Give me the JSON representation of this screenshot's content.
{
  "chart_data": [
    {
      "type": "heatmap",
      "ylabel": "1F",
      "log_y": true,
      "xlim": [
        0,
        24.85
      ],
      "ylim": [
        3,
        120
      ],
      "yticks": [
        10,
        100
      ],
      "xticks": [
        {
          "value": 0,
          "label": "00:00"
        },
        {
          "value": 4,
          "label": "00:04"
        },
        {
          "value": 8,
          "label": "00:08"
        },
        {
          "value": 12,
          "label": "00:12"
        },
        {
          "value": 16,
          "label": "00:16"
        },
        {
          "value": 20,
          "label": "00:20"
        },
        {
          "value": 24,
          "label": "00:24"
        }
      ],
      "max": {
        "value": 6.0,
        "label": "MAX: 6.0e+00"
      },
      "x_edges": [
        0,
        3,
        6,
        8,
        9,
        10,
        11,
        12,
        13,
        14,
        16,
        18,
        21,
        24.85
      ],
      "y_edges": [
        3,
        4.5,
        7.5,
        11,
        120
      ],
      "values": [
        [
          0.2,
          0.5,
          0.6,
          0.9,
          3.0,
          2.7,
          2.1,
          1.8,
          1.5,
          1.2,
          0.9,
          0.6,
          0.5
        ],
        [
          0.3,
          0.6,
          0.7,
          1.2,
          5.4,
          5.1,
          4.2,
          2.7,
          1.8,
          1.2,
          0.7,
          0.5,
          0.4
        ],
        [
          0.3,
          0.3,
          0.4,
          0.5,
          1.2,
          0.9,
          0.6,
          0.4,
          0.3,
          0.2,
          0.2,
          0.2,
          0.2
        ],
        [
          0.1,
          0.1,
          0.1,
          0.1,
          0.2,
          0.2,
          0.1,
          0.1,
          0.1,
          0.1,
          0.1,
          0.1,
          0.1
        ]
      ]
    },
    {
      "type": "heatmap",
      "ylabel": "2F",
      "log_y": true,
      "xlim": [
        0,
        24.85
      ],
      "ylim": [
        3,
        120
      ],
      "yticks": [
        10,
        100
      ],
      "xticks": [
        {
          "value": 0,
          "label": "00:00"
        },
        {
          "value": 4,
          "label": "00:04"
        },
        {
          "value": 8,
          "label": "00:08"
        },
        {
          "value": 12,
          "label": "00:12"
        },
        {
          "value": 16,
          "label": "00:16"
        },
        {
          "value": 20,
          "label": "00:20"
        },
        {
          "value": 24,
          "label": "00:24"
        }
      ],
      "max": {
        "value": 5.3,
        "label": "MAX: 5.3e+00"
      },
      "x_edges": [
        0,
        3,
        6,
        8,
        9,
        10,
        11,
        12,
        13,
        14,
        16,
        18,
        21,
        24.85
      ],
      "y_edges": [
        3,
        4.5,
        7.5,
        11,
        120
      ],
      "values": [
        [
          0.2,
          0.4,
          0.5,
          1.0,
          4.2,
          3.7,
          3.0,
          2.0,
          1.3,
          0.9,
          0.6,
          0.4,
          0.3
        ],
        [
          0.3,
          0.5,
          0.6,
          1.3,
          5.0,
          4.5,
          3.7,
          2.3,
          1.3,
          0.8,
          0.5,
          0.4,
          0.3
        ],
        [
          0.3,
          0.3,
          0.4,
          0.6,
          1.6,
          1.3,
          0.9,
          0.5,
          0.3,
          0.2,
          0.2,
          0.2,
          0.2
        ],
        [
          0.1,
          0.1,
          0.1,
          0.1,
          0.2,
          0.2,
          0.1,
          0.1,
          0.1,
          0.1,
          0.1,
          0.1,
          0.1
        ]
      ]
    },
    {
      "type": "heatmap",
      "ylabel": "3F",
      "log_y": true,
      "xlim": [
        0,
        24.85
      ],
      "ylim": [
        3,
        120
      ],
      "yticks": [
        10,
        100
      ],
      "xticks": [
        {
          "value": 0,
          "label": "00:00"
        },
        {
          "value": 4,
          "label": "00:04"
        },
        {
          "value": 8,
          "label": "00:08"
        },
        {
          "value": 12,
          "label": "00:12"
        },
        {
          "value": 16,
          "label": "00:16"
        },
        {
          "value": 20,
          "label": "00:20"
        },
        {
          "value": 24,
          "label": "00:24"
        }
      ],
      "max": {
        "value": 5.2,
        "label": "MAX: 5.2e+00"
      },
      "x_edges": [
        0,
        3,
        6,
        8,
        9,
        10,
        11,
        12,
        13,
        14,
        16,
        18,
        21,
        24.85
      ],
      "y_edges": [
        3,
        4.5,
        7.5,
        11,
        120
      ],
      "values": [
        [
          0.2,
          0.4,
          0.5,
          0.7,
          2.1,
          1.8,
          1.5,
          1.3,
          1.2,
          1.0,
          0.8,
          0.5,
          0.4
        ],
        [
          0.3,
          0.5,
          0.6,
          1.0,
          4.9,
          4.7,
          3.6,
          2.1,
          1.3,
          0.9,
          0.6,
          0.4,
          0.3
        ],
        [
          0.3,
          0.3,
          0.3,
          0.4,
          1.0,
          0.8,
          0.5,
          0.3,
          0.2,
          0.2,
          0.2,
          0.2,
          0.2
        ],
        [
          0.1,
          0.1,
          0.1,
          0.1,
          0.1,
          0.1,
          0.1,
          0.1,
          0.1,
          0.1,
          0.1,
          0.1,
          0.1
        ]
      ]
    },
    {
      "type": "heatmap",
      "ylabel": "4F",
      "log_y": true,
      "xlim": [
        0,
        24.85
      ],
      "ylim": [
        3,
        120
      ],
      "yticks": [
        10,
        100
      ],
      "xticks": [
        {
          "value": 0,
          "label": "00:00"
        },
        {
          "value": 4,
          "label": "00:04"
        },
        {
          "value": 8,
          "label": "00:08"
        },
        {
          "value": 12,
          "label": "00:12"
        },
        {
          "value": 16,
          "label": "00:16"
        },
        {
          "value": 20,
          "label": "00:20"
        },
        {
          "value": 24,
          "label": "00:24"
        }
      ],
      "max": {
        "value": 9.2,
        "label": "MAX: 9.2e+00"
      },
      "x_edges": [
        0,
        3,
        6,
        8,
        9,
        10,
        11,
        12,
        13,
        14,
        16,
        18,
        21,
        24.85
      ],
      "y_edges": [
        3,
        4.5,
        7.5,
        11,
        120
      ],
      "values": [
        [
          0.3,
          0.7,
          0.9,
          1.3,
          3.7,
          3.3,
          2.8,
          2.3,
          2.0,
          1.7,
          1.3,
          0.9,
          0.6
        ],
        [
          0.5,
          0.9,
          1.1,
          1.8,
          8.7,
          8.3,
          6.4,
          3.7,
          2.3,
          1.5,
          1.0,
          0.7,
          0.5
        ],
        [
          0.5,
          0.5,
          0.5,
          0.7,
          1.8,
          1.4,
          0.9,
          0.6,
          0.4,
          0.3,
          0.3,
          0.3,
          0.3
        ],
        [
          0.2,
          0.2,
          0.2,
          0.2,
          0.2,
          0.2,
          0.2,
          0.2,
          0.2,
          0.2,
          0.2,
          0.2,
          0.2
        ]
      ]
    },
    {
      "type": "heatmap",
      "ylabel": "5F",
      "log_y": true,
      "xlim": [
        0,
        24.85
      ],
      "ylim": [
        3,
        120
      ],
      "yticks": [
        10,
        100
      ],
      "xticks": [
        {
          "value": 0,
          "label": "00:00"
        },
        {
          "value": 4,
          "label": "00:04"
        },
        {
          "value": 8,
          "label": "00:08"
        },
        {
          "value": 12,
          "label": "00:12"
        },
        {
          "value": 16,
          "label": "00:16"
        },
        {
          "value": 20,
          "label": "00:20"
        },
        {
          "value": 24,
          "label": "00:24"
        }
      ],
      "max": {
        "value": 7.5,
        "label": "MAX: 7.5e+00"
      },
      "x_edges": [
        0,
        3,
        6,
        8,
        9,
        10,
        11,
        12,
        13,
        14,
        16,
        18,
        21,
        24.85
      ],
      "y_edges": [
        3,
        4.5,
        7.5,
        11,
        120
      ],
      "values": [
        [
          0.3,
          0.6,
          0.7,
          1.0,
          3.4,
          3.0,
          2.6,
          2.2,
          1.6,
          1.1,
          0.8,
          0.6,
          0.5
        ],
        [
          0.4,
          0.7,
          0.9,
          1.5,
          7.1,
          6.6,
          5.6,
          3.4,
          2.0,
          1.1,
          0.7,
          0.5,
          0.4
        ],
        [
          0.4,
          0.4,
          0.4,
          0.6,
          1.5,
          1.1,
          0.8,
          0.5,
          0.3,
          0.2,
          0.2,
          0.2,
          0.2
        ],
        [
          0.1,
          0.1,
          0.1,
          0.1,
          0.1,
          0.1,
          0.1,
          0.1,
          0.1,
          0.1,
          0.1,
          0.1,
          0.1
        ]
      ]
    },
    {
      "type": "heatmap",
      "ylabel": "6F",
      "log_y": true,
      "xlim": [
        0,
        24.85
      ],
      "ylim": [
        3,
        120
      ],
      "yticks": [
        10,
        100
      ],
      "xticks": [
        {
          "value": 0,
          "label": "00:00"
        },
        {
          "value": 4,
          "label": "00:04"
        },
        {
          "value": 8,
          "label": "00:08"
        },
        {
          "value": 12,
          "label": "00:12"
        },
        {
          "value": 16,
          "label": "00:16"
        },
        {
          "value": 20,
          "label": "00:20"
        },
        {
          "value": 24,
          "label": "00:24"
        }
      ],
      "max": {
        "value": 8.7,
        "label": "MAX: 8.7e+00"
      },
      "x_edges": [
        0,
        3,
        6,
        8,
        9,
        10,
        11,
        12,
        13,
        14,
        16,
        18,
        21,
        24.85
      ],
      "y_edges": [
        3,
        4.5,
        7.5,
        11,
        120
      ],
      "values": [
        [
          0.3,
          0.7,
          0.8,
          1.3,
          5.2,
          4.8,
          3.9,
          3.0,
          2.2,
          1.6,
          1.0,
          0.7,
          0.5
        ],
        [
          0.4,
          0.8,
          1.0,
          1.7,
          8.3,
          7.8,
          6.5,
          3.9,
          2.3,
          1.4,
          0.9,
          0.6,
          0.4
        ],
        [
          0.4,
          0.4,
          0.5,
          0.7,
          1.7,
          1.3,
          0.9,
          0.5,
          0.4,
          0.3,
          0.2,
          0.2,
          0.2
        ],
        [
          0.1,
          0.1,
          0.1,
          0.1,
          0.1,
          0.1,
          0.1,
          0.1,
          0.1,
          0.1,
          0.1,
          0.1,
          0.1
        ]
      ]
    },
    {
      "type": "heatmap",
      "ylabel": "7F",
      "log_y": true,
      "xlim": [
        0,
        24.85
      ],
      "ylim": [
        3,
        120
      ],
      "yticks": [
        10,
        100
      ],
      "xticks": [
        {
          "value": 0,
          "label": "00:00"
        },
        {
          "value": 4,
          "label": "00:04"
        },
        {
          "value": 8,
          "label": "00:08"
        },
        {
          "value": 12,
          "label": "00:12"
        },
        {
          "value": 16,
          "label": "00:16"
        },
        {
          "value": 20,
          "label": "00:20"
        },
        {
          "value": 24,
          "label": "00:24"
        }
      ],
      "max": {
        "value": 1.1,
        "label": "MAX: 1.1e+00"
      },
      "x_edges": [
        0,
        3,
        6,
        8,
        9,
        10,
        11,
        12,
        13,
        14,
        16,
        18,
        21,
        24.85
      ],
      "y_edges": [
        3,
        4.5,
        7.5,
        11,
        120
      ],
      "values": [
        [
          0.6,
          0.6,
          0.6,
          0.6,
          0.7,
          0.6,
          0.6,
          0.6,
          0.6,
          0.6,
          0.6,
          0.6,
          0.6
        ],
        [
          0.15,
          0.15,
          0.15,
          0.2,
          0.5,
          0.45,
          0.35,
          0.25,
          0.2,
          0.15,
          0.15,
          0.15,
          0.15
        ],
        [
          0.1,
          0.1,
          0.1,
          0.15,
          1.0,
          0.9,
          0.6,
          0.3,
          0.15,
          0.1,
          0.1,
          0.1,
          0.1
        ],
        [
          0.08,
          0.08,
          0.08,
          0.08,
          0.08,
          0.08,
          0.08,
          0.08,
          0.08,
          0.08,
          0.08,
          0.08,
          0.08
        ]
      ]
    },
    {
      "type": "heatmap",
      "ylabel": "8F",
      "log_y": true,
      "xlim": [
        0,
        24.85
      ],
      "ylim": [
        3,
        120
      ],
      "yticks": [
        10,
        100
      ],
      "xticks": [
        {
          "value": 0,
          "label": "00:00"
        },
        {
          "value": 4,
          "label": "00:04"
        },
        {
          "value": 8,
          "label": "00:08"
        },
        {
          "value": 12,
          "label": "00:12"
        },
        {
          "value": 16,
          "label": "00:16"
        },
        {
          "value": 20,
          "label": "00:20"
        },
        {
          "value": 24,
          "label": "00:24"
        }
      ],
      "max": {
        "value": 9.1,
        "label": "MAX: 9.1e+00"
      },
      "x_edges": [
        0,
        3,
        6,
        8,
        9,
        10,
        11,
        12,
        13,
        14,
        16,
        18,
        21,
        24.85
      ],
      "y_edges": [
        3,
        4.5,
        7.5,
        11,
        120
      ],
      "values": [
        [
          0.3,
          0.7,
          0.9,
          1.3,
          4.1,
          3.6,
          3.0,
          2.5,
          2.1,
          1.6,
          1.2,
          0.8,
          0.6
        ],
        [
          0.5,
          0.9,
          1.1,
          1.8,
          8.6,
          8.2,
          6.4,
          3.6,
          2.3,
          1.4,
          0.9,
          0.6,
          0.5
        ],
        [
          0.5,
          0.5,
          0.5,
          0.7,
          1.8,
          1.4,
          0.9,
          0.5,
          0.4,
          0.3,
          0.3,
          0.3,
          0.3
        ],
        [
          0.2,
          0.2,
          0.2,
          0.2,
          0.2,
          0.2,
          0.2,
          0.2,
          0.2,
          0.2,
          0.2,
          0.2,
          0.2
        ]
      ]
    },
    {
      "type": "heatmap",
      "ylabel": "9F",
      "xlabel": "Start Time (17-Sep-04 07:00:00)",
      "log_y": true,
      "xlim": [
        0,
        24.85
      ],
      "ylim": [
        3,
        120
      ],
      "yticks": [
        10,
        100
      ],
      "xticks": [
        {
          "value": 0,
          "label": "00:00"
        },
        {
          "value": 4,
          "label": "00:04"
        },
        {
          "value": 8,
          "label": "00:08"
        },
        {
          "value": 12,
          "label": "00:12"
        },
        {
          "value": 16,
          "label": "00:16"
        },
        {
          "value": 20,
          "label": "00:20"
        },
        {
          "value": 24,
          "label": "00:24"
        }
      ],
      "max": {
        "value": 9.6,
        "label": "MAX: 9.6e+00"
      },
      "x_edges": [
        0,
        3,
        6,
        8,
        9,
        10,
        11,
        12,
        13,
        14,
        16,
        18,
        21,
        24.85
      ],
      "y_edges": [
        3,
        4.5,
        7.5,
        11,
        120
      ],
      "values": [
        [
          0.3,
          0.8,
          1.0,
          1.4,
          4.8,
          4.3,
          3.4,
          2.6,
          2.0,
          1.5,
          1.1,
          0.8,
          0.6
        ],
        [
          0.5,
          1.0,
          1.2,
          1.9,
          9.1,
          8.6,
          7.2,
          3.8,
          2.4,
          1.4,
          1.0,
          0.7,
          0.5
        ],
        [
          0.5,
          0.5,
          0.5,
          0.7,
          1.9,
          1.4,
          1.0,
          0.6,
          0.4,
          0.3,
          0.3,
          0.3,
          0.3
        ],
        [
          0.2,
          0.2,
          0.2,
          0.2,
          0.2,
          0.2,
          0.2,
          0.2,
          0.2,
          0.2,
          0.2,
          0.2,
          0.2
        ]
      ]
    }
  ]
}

....................

The exercise
Give only the number of lines in the material above that include the word "ylabel".

Task response
9